*What is expected*
Repeat the whole of the data, keeping every detail the same.

-=-=-

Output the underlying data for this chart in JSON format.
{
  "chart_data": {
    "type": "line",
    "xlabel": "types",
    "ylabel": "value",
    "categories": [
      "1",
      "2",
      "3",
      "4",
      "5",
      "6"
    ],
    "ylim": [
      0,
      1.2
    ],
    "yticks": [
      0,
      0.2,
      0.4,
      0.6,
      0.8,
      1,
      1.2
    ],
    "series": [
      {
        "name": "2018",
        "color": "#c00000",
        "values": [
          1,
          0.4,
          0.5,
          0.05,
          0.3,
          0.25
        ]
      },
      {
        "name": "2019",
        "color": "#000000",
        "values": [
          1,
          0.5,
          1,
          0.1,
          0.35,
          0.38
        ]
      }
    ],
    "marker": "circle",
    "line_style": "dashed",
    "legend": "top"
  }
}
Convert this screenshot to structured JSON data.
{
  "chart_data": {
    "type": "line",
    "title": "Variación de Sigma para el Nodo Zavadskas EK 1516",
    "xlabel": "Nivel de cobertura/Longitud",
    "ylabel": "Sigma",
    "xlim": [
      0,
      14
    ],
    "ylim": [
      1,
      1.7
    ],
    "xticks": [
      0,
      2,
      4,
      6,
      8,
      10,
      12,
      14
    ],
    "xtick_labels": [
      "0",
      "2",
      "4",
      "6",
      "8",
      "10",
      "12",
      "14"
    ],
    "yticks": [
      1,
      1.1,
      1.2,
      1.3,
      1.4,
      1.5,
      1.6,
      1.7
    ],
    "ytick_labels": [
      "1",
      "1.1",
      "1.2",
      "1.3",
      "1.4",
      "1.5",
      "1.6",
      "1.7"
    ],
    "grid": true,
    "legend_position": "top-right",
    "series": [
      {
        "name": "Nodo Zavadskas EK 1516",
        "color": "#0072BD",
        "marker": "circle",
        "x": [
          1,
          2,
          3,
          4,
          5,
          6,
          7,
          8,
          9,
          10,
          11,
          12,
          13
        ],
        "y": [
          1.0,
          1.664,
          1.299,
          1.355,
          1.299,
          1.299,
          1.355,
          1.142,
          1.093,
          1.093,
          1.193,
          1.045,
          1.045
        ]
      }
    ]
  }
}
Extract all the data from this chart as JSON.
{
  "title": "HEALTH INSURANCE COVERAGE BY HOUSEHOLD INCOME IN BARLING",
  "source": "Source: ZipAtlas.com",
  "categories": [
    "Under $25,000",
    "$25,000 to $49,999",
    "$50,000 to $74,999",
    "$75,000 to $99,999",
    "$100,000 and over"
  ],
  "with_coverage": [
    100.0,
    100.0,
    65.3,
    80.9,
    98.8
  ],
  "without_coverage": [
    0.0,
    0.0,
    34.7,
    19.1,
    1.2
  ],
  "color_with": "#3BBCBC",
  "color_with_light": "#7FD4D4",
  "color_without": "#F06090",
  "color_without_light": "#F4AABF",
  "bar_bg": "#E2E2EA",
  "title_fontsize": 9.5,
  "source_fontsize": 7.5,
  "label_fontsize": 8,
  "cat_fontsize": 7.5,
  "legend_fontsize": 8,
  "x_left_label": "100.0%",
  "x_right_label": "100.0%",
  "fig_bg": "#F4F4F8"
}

-=-=-

*Answer*
Output the underlying data for this chart in JSON format.
{
  "chart_data": {
    "type": "line",
    "xlabel": "types",
    "ylabel": "value",
    "categories": [
      "1",
      "2",
      "3",
      "4",
      "5",
      "6"
    ],
    "ylim": [
      0,
      1.2
    ],
    "yticks": [
      0,
      0.2,
      0.4,
      0.6,
      0.8,
      1,
      1.2
    ],
    "series": [
      {
        "name": "2018",
        "color": "#c00000",
        "values": [
          1,
          0.4,
          0.5,
          0.05,
          0.3,
          0.25
        ]
      },
      {
        "name": "2019",
        "color": "#000000",
        "values": [
          1,
          0.5,
          1,
          0.1,
          0.35,
          0.38
        ]
      }
    ],
    "marker": "circle",
    "line_style": "dashed",
    "legend": "top"
  }
}
Convert this screenshot to structured JSON data.
{
  "chart_data": {
    "type": "line",
    "title": "Variación de Sigma para el Nodo Zavadskas EK 1516",
    "xlabel": "Nivel de cobertura/Longitud",
    "ylabel": "Sigma",
    "xlim": [
      0,
      14
    ],
    "ylim": [
      1,
      1.7
    ],
    "xticks": [
      0,
      2,
      4,
      6,
      8,
      10,
      12,
      14
    ],
    "xtick_labels": [
      "0",
      "2",
      "4",
      "6",
      "8",
      "10",
      "12",
      "14"
    ],
    "yticks": [
      1,
      1.1,
      1.2,
      1.3,
      1.4,
      1.5,
      1.6,
      1.7
    ],
    "ytick_labels": [
      "1",
      "1.1",
      "1.2",
      "1.3",
      "1.4",
      "1.5",
      "1.6",
      "1.7"
    ],
    "grid": true,
    "legend_position": "top-right",
    "series": [
      {
        "name": "Nodo Zavadskas EK 1516",
        "color": "#0072BD",
        "marker": "circle",
        "x": [
          1,
          2,
          3,
          4,
          5,
          6,
          7,
          8,
          9,
          10,
          11,
          12,
          13
        ],
        "y": [
          1.0,
          1.664,
          1.299,
          1.355,
          1.299,
          1.299,
          1.355,
          1.142,
          1.093,
          1.093,
          1.193,
          1.045,
          1.045
        ]
      }
    ]
  }
}
Extract all the data from this chart as JSON.
{
  "title": "HEALTH INSURANCE COVERAGE BY HOUSEHOLD INCOME IN BARLING",
  "source": "Source: ZipAtlas.com",
  "categories": [
    "Under $25,000",
    "$25,000 to $49,999",
    "$50,000 to $74,999",
    "$75,000 to $99,999",
    "$100,000 and over"
  ],
  "with_coverage": [
    100.0,
    100.0,
    65.3,
    80.9,
    98.8
  ],
  "without_coverage": [
    0.0,
    0.0,
    34.7,
    19.1,
    1.2
  ],
  "color_with": "#3BBCBC",
  "color_with_light": "#7FD4D4",
  "color_without": "#F06090",
  "color_without_light": "#F4AABF",
  "bar_bg": "#E2E2EA",
  "title_fontsize": 9.5,
  "source_fontsize": 7.5,
  "label_fontsize": 8,
  "cat_fontsize": 7.5,
  "legend_fontsize": 8,
  "x_left_label": "100.0%",
  "x_right_label": "100.0%",
  "fig_bg": "#F4F4F8"
}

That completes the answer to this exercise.